━━━━━ Extracted information
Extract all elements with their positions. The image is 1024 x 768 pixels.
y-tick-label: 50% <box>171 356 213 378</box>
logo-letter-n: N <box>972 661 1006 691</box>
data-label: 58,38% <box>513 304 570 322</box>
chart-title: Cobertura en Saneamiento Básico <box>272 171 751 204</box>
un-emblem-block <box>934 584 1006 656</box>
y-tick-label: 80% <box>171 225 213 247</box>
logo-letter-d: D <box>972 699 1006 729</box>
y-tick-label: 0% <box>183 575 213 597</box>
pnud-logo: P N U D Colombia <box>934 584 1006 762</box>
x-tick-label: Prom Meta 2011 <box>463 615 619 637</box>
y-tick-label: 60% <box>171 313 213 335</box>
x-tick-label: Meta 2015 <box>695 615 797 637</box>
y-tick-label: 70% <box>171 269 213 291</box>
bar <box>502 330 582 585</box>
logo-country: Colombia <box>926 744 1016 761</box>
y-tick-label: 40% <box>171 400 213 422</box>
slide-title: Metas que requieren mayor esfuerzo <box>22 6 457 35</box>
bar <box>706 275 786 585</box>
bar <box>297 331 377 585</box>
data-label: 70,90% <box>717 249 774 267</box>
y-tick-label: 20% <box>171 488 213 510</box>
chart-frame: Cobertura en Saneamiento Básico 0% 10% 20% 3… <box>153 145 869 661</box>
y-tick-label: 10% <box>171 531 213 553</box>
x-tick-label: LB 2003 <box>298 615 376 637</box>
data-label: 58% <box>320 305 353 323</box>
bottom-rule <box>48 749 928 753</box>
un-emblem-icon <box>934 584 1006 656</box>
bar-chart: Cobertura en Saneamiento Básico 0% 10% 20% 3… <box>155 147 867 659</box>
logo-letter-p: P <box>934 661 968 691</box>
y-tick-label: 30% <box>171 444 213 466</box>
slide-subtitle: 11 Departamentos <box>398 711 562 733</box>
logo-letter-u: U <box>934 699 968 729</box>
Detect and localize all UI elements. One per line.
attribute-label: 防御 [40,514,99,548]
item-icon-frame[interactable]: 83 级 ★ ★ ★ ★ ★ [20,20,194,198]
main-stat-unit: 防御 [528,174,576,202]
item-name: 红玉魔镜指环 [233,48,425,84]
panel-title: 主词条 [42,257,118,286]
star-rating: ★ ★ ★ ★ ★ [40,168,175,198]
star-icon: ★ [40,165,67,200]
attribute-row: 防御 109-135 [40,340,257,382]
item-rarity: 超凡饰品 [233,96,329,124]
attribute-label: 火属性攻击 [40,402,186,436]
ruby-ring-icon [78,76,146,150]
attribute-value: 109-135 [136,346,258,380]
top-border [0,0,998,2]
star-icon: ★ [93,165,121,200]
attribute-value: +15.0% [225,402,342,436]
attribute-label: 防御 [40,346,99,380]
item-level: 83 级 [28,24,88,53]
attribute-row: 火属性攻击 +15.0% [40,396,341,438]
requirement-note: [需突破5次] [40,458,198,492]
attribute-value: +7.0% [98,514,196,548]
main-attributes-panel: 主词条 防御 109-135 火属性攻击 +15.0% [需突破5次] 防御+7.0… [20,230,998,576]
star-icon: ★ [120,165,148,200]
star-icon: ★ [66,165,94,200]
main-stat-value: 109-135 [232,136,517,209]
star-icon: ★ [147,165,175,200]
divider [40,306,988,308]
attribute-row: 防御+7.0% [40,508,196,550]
━━━━━━━━━━
Reproduce every line of both items above word for word, from the first line to the last.

*Problem solution:*
Extract all elements with their positions. The image is 1024 x 768 pixels.
y-tick-label: 50% <box>171 356 213 378</box>
logo-letter-n: N <box>972 661 1006 691</box>
data-label: 58,38% <box>513 304 570 322</box>
chart-title: Cobertura en Saneamiento Básico <box>272 171 751 204</box>
un-emblem-block <box>934 584 1006 656</box>
y-tick-label: 80% <box>171 225 213 247</box>
logo-letter-d: D <box>972 699 1006 729</box>
y-tick-label: 0% <box>183 575 213 597</box>
pnud-logo: P N U D Colombia <box>934 584 1006 762</box>
x-tick-label: Prom Meta 2011 <box>463 615 619 637</box>
y-tick-label: 60% <box>171 313 213 335</box>
x-tick-label: Meta 2015 <box>695 615 797 637</box>
y-tick-label: 70% <box>171 269 213 291</box>
bar <box>502 330 582 585</box>
logo-country: Colombia <box>926 744 1016 761</box>
y-tick-label: 40% <box>171 400 213 422</box>
slide-title: Metas que requieren mayor esfuerzo <box>22 6 457 35</box>
bar <box>706 275 786 585</box>
bar <box>297 331 377 585</box>
data-label: 70,90% <box>717 249 774 267</box>
y-tick-label: 20% <box>171 488 213 510</box>
chart-frame: Cobertura en Saneamiento Básico 0% 10% 20% 3… <box>153 145 869 661</box>
y-tick-label: 10% <box>171 531 213 553</box>
x-tick-label: LB 2003 <box>298 615 376 637</box>
data-label: 58% <box>320 305 353 323</box>
bottom-rule <box>48 749 928 753</box>
un-emblem-icon <box>934 584 1006 656</box>
bar-chart: Cobertura en Saneamiento Básico 0% 10% 20% 3… <box>155 147 867 659</box>
logo-letter-p: P <box>934 661 968 691</box>
y-tick-label: 30% <box>171 444 213 466</box>
slide-subtitle: 11 Departamentos <box>398 711 562 733</box>
logo-letter-u: U <box>934 699 968 729</box>
Detect and localize all UI elements. One per line.
attribute-label: 防御 [40,514,99,548]
item-icon-frame[interactable]: 83 级 ★ ★ ★ ★ ★ [20,20,194,198]
main-stat-unit: 防御 [528,174,576,202]
item-name: 红玉魔镜指环 [233,48,425,84]
panel-title: 主词条 [42,257,118,286]
star-rating: ★ ★ ★ ★ ★ [40,168,175,198]
star-icon: ★ [40,165,67,200]
attribute-row: 防御 109-135 [40,340,257,382]
item-rarity: 超凡饰品 [233,96,329,124]
attribute-label: 火属性攻击 [40,402,186,436]
ruby-ring-icon [78,76,146,150]
attribute-value: 109-135 [136,346,258,380]
top-border [0,0,998,2]
star-icon: ★ [93,165,121,200]
attribute-value: +15.0% [225,402,342,436]
attribute-label: 防御 [40,346,99,380]
item-level: 83 级 [28,24,88,53]
attribute-row: 火属性攻击 +15.0% [40,396,341,438]
requirement-note: [需突破5次] [40,458,198,492]
attribute-value: +7.0% [98,514,196,548]
main-attributes-panel: 主词条 防御 109-135 火属性攻击 +15.0% [需突破5次] 防御+7.0… [20,230,998,576]
star-icon: ★ [120,165,148,200]
star-icon: ★ [66,165,94,200]
main-stat-value: 109-135 [232,136,517,209]
star-icon: ★ [147,165,175,200]
divider [40,306,988,308]
attribute-row: 防御+7.0% [40,508,196,550]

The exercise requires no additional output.